§ Requirement
Without including any pictures, copy each entry below exactly.

────────────────

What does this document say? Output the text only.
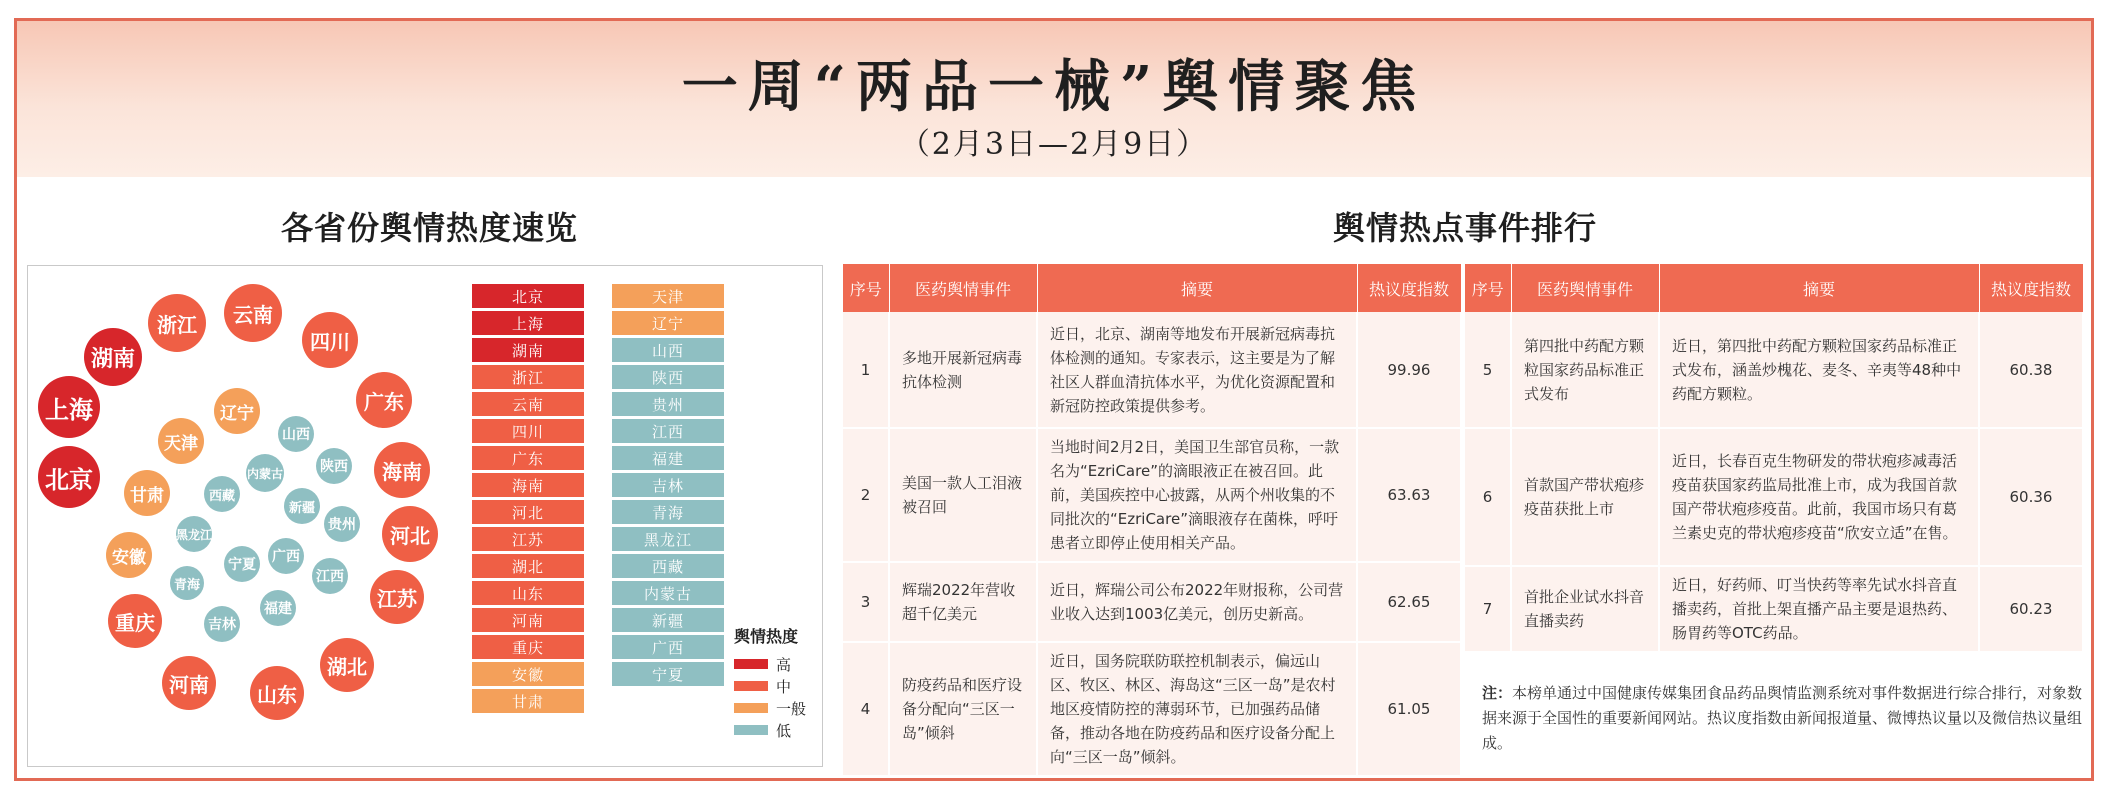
一周“两品一械”舆情聚焦
（2月3日—2月9日）
各省份舆情热度速览	舆情热点事件排行
北京
上海
湖南
浙江	云南
四川
广东
海南
河北
江苏
湖北
山东
河南
重庆
安徽
甘肃
天津
辽宁
山西
陕西
贵州
江西
福建
吉林
青海
黑龙江
西藏
内蒙古
新疆
广西
宁夏
北京
上海
湖南
浙江
云南
四川
广东
海南
河北
江苏
湖北
山东
河南
重庆
安徽
甘肃
天津
辽宁
山西
陕西
贵州
江西
福建
吉林
青海
黑龙江
西藏
内蒙古
新疆
广西
宁夏
舆情热度
高
中
一般
低
序号	医药舆情事件	摘要	热议度指数
1	多地开展新冠病毒抗体检测	近日，北京、湖南等地发布开展新冠病毒抗体检测的通知。专家表示，这主要是为了解社区人群血清抗体水平，为优化资源配置和新冠防控政策提供参考。	99.96
2	美国一款人工泪液被召回	当地时间2月2日，美国卫生部官员称，一款名为“EzriCare”的滴眼液正在被召回。此前，美国疾控中心披露，从两个州收集的不同批次的“EzriCare”滴眼液存在菌株，呼吁患者立即停止使用相关产品。	63.63
3	辉瑞2022年营收超千亿美元	近日，辉瑞公司公布2022年财报称，公司营业收入达到1003亿美元，创历史新高。	62.65
4	防疫药品和医疗设备分配向“三区一岛”倾斜	近日，国务院联防联控机制表示，偏远山区、牧区、林区、海岛这“三区一岛”是农村地区疫情防控的薄弱环节，已加强药品储备，推动各地在防疫药品和医疗设备分配上向“三区一岛”倾斜。	61.05
序号	医药舆情事件	摘要	热议度指数
5	第四批中药配方颗粒国家药品标准正式发布	近日，第四批中药配方颗粒国家药品标准正式发布，涵盖炒槐花、麦冬、辛夷等48种中药配方颗粒。	60.38
6	首款国产带状疱疹疫苗获批上市	近日，长春百克生物研发的带状疱疹减毒活疫苗获国家药监局批准上市，成为我国首款国产带状疱疹疫苗。此前，我国市场只有葛兰素史克的带状疱疹疫苗“欣安立适”在售。	60.36
7	首批企业试水抖音直播卖药	近日，好药师、叮当快药等率先试水抖音直播卖药，首批上架直播产品主要是退热药、肠胃药等OTC药品。	60.23
注：本榜单通过中国健康传媒集团食品药品舆情监测系统对事件数据进行综合排行，对象数据来源于全国性的重要新闻网站。热议度指数由新闻报道量、微博热议量以及微信热议量组成。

────────────────

§ Task response
What does this document say? Output the text only.
一周“两品一械”舆情聚焦
（2月3日—2月9日）
各省份舆情热度速览	舆情热点事件排行
北京
上海
湖南
浙江	云南
四川
广东
海南
河北
江苏
湖北
山东
河南
重庆
安徽
甘肃
天津
辽宁
山西
陕西
贵州
江西
福建
吉林
青海
黑龙江
西藏
内蒙古
新疆
广西
宁夏
北京
上海
湖南
浙江
云南
四川
广东
海南
河北
江苏
湖北
山东
河南
重庆
安徽
甘肃
天津
辽宁
山西
陕西
贵州
江西
福建
吉林
青海
黑龙江
西藏
内蒙古
新疆
广西
宁夏
舆情热度
高
中
一般
低
序号	医药舆情事件	摘要	热议度指数
1	多地开展新冠病毒抗体检测	近日，北京、湖南等地发布开展新冠病毒抗体检测的通知。专家表示，这主要是为了解社区人群血清抗体水平，为优化资源配置和新冠防控政策提供参考。	99.96
2	美国一款人工泪液被召回	当地时间2月2日，美国卫生部官员称，一款名为“EzriCare”的滴眼液正在被召回。此前，美国疾控中心披露，从两个州收集的不同批次的“EzriCare”滴眼液存在菌株，呼吁患者立即停止使用相关产品。	63.63
3	辉瑞2022年营收超千亿美元	近日，辉瑞公司公布2022年财报称，公司营业收入达到1003亿美元，创历史新高。	62.65
4	防疫药品和医疗设备分配向“三区一岛”倾斜	近日，国务院联防联控机制表示，偏远山区、牧区、林区、海岛这“三区一岛”是农村地区疫情防控的薄弱环节，已加强药品储备，推动各地在防疫药品和医疗设备分配上向“三区一岛”倾斜。	61.05
序号	医药舆情事件	摘要	热议度指数
5	第四批中药配方颗粒国家药品标准正式发布	近日，第四批中药配方颗粒国家药品标准正式发布，涵盖炒槐花、麦冬、辛夷等48种中药配方颗粒。	60.38
6	首款国产带状疱疹疫苗获批上市	近日，长春百克生物研发的带状疱疹减毒活疫苗获国家药监局批准上市，成为我国首款国产带状疱疹疫苗。此前，我国市场只有葛兰素史克的带状疱疹疫苗“欣安立适”在售。	60.36
7	首批企业试水抖音直播卖药	近日，好药师、叮当快药等率先试水抖音直播卖药，首批上架直播产品主要是退热药、肠胃药等OTC药品。	60.23
注：本榜单通过中国健康传媒集团食品药品舆情监测系统对事件数据进行综合排行，对象数据来源于全国性的重要新闻网站。热议度指数由新闻报道量、微博热议量以及微信热议量组成。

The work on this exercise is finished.